Provided data
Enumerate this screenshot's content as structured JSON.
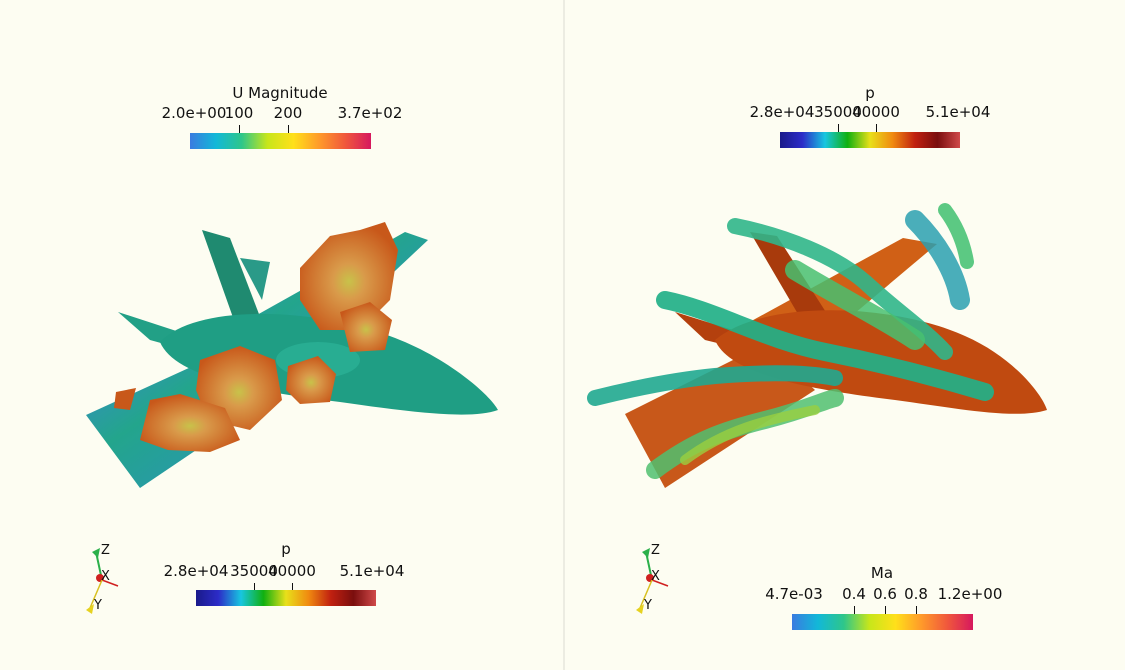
{
  "views": [
    {
      "id": "left",
      "scalar_bars": [
        {
          "title": "U Magnitude",
          "labels": [
            "2.0e+00",
            "100",
            "200",
            "3.7e+02"
          ],
          "colormap": "jet"
        },
        {
          "title": "p",
          "labels": [
            "2.8e+04",
            "35000",
            "40000",
            "5.1e+04"
          ],
          "colormap": "rainbow-dark"
        }
      ],
      "axes": {
        "z": "Z",
        "x": "X",
        "y": "Y"
      }
    },
    {
      "id": "right",
      "scalar_bars": [
        {
          "title": "p",
          "labels": [
            "2.8e+04",
            "35000",
            "40000",
            "5.1e+04"
          ],
          "colormap": "rainbow-dark"
        },
        {
          "title": "Ma",
          "labels": [
            "4.7e-03",
            "0.4",
            "0.6",
            "0.8",
            "1.2e+00"
          ],
          "colormap": "jet"
        }
      ],
      "axes": {
        "z": "Z",
        "x": "X",
        "y": "Y"
      }
    }
  ],
  "colors": {
    "background": "#fdfdf2",
    "jet": [
      "#3a7be0",
      "#12b8d8",
      "#2ec68a",
      "#c8e61a",
      "#ffe01a",
      "#ff9a2a",
      "#f0583c",
      "#d6185e"
    ],
    "rainbow_dark": [
      "#1a1a8a",
      "#2c2cc8",
      "#18c6e0",
      "#10b010",
      "#e8e01a",
      "#f08a10",
      "#c02010",
      "#7a0e0e",
      "#d04a4a"
    ],
    "aircraft_teal": "#1f9e84",
    "aircraft_orange": "#c85410",
    "aircraft_red": "#b8380c"
  }
}
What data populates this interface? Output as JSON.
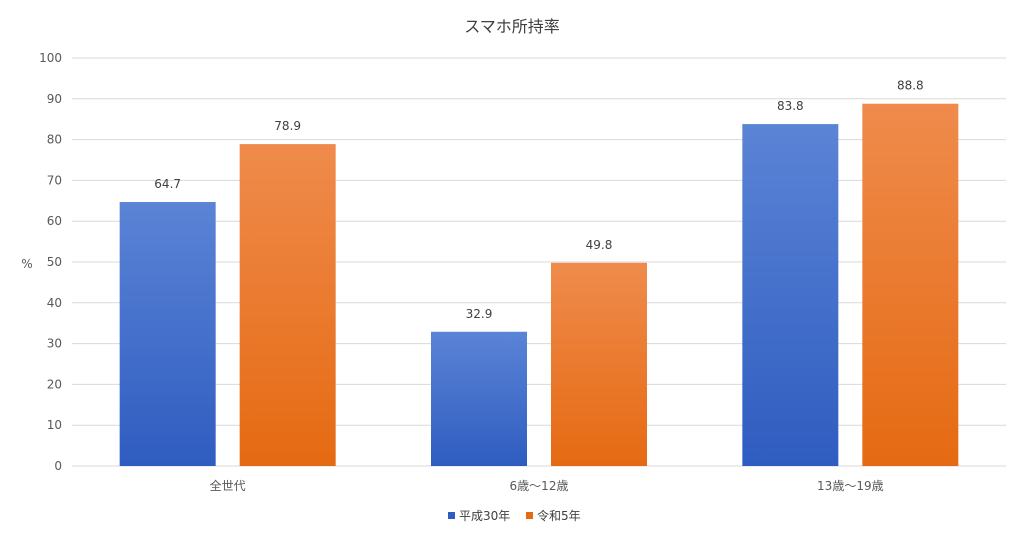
{
  "chart_data": {
    "type": "bar",
    "title": "スマホ所持率",
    "ylabel": "%",
    "xlabel": "",
    "ylim": [
      0,
      100
    ],
    "yticks": [
      0,
      10,
      20,
      30,
      40,
      50,
      60,
      70,
      80,
      90,
      100
    ],
    "categories": [
      "全世代",
      "6歳～12歳",
      "13歳～19歳"
    ],
    "series": [
      {
        "name": "平成30年",
        "values": [
          64.7,
          32.9,
          83.8
        ],
        "color_top": "#5B84D6",
        "color_bottom": "#2F5CC0"
      },
      {
        "name": "令和5年",
        "values": [
          78.9,
          49.8,
          88.8
        ],
        "color_top": "#EF8B4C",
        "color_bottom": "#E56A12"
      }
    ],
    "data_labels": true,
    "grid": true,
    "legend_position": "bottom"
  }
}
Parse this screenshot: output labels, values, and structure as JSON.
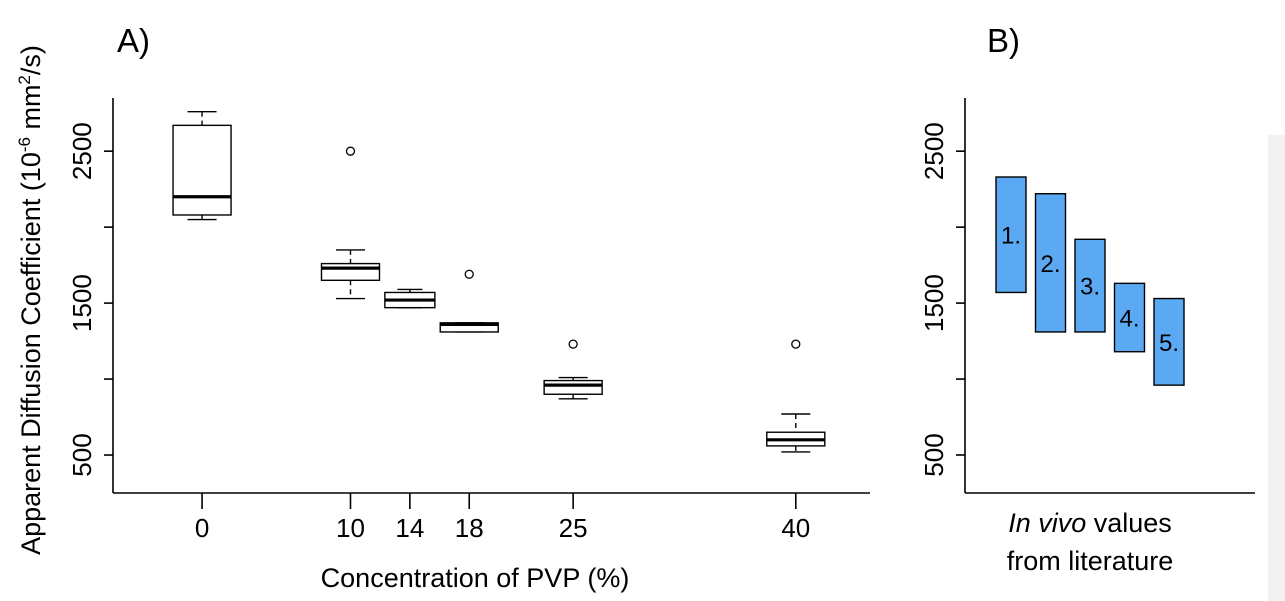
{
  "chart_data": [
    {
      "type": "box",
      "panel_label": "A)",
      "xlabel": "Concentration of PVP (%)",
      "ylabel_prefix": "Apparent Diffusion Coefficient (10",
      "ylabel_exp1": "-6",
      "ylabel_mid": " mm",
      "ylabel_exp2": "2",
      "ylabel_suffix": "/s)",
      "ylim": [
        250,
        2850
      ],
      "yticks": [
        500,
        1500,
        2500
      ],
      "ytick_labels": [
        "500",
        "1500",
        "2500"
      ],
      "yticks_unlabeled": [
        1000,
        2000
      ],
      "xlim": [
        -6,
        45
      ],
      "xticks": [
        0,
        10,
        14,
        18,
        25,
        40
      ],
      "xtick_labels": [
        "0",
        "10",
        "14",
        "18",
        "25",
        "40"
      ],
      "boxes": [
        {
          "x": 0,
          "whisker_low": 2050,
          "q1": 2080,
          "median": 2200,
          "q3": 2670,
          "whisker_high": 2760,
          "outliers": []
        },
        {
          "x": 10,
          "whisker_low": 1530,
          "q1": 1650,
          "median": 1730,
          "q3": 1760,
          "whisker_high": 1850,
          "outliers": [
            2500
          ]
        },
        {
          "x": 14,
          "whisker_low": 1470,
          "q1": 1470,
          "median": 1520,
          "q3": 1570,
          "whisker_high": 1590,
          "outliers": []
        },
        {
          "x": 18,
          "whisker_low": 1310,
          "q1": 1310,
          "median": 1360,
          "q3": 1370,
          "whisker_high": 1370,
          "outliers": [
            1690
          ]
        },
        {
          "x": 25,
          "whisker_low": 870,
          "q1": 900,
          "median": 960,
          "q3": 990,
          "whisker_high": 1010,
          "outliers": [
            1230
          ]
        },
        {
          "x": 40,
          "whisker_low": 520,
          "q1": 560,
          "median": 600,
          "q3": 650,
          "whisker_high": 770,
          "outliers": [
            1230
          ]
        }
      ]
    },
    {
      "type": "range",
      "panel_label": "B)",
      "xlabel_italic": "In vivo",
      "xlabel_rest": " values",
      "xlabel_line2": "from literature",
      "ylim": [
        250,
        2850
      ],
      "yticks": [
        500,
        1500,
        2500
      ],
      "ytick_labels": [
        "500",
        "1500",
        "2500"
      ],
      "yticks_unlabeled": [
        1000,
        2000
      ],
      "ranges": [
        {
          "label": "1.",
          "low": 1570,
          "high": 2330
        },
        {
          "label": "2.",
          "low": 1310,
          "high": 2220
        },
        {
          "label": "3.",
          "low": 1310,
          "high": 1920
        },
        {
          "label": "4.",
          "low": 1180,
          "high": 1630
        },
        {
          "label": "5.",
          "low": 960,
          "high": 1530
        }
      ]
    }
  ]
}
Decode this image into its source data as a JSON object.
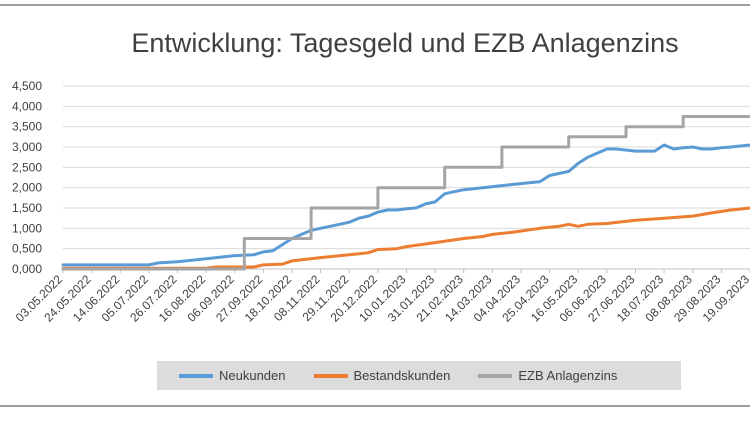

Brief
Your task is to reproduce all of the material exactly. The pictures stay out.

Written answer
Enumerate this screenshot's content as structured JSON.
{
  "views": [
    {
      "id": "left",
      "scalar_bars": [
        {
          "title": "U Magnitude",
          "labels": [
            "2.0e+00",
            "100",
            "200",
            "3.7e+02"
          ],
          "colormap": "jet"
        },
        {
          "title": "p",
          "labels": [
            "2.8e+04",
            "35000",
            "40000",
            "5.1e+04"
          ],
          "colormap": "rainbow-dark"
        }
      ],
      "axes": {
        "z": "Z",
        "x": "X",
        "y": "Y"
      }
    },
    {
      "id": "right",
      "scalar_bars": [
        {
          "title": "p",
          "labels": [
            "2.8e+04",
            "35000",
            "40000",
            "5.1e+04"
          ],
          "colormap": "rainbow-dark"
        },
        {
          "title": "Ma",
          "labels": [
            "4.7e-03",
            "0.4",
            "0.6",
            "0.8",
            "1.2e+00"
          ],
          "colormap": "jet"
        }
      ],
      "axes": {
        "z": "Z",
        "x": "X",
        "y": "Y"
      }
    }
  ],
  "colors": {
    "background": "#fdfdf2",
    "jet": [
      "#3a7be0",
      "#12b8d8",
      "#2ec68a",
      "#c8e61a",
      "#ffe01a",
      "#ff9a2a",
      "#f0583c",
      "#d6185e"
    ],
    "rainbow_dark": [
      "#1a1a8a",
      "#2c2cc8",
      "#18c6e0",
      "#10b010",
      "#e8e01a",
      "#f08a10",
      "#c02010",
      "#7a0e0e",
      "#d04a4a"
    ],
    "aircraft_teal": "#1f9e84",
    "aircraft_orange": "#c85410",
    "aircraft_red": "#b8380c"
  }
}
What data populates this interface? Output as JSON.
{
  "chart_data": {
    "type": "bar",
    "title": "スマホ所持率",
    "ylabel": "%",
    "xlabel": "",
    "ylim": [
      0,
      100
    ],
    "yticks": [
      0,
      10,
      20,
      30,
      40,
      50,
      60,
      70,
      80,
      90,
      100
    ],
    "categories": [
      "全世代",
      "6歳～12歳",
      "13歳～19歳"
    ],
    "series": [
      {
        "name": "平成30年",
        "values": [
          64.7,
          32.9,
          83.8
        ],
        "color_top": "#5B84D6",
        "color_bottom": "#2F5CC0"
      },
      {
        "name": "令和5年",
        "values": [
          78.9,
          49.8,
          88.8
        ],
        "color_top": "#EF8B4C",
        "color_bottom": "#E56A12"
      }
    ],
    "data_labels": true,
    "grid": true,
    "legend_position": "bottom"
  }
}
Parse this screenshot: output labels, values, and structure as JSON.
{
  "chart_data": [
    {
      "type": "box",
      "panel_label": "A)",
      "xlabel": "Concentration of PVP (%)",
      "ylabel_prefix": "Apparent Diffusion Coefficient (10",
      "ylabel_exp1": "-6",
      "ylabel_mid": " mm",
      "ylabel_exp2": "2",
      "ylabel_suffix": "/s)",
      "ylim": [
        250,
        2850
      ],
      "yticks": [
        500,
        1500,
        2500
      ],
      "ytick_labels": [
        "500",
        "1500",
        "2500"
      ],
      "yticks_unlabeled": [
        1000,
        2000
      ],
      "xlim": [
        -6,
        45
      ],
      "xticks": [
        0,
        10,
        14,
        18,
        25,
        40
      ],
      "xtick_labels": [
        "0",
        "10",
        "14",
        "18",
        "25",
        "40"
      ],
      "boxes": [
        {
          "x": 0,
          "whisker_low": 2050,
          "q1": 2080,
          "median": 2200,
          "q3": 2670,
          "whisker_high": 2760,
          "outliers": []
        },
        {
          "x": 10,
          "whisker_low": 1530,
          "q1": 1650,
          "median": 1730,
          "q3": 1760,
          "whisker_high": 1850,
          "outliers": [
            2500
          ]
        },
        {
          "x": 14,
          "whisker_low": 1470,
          "q1": 1470,
          "median": 1520,
          "q3": 1570,
          "whisker_high": 1590,
          "outliers": []
        },
        {
          "x": 18,
          "whisker_low": 1310,
          "q1": 1310,
          "median": 1360,
          "q3": 1370,
          "whisker_high": 1370,
          "outliers": [
            1690
          ]
        },
        {
          "x": 25,
          "whisker_low": 870,
          "q1": 900,
          "median": 960,
          "q3": 990,
          "whisker_high": 1010,
          "outliers": [
            1230
          ]
        },
        {
          "x": 40,
          "whisker_low": 520,
          "q1": 560,
          "median": 600,
          "q3": 650,
          "whisker_high": 770,
          "outliers": [
            1230
          ]
        }
      ]
    },
    {
      "type": "range",
      "panel_label": "B)",
      "xlabel_italic": "In vivo",
      "xlabel_rest": " values",
      "xlabel_line2": "from literature",
      "ylim": [
        250,
        2850
      ],
      "yticks": [
        500,
        1500,
        2500
      ],
      "ytick_labels": [
        "500",
        "1500",
        "2500"
      ],
      "yticks_unlabeled": [
        1000,
        2000
      ],
      "ranges": [
        {
          "label": "1.",
          "low": 1570,
          "high": 2330
        },
        {
          "label": "2.",
          "low": 1310,
          "high": 2220
        },
        {
          "label": "3.",
          "low": 1310,
          "high": 1920
        },
        {
          "label": "4.",
          "low": 1180,
          "high": 1630
        },
        {
          "label": "5.",
          "low": 960,
          "high": 1530
        }
      ]
    }
  ]
}
Decode this image into its source data as a JSON object.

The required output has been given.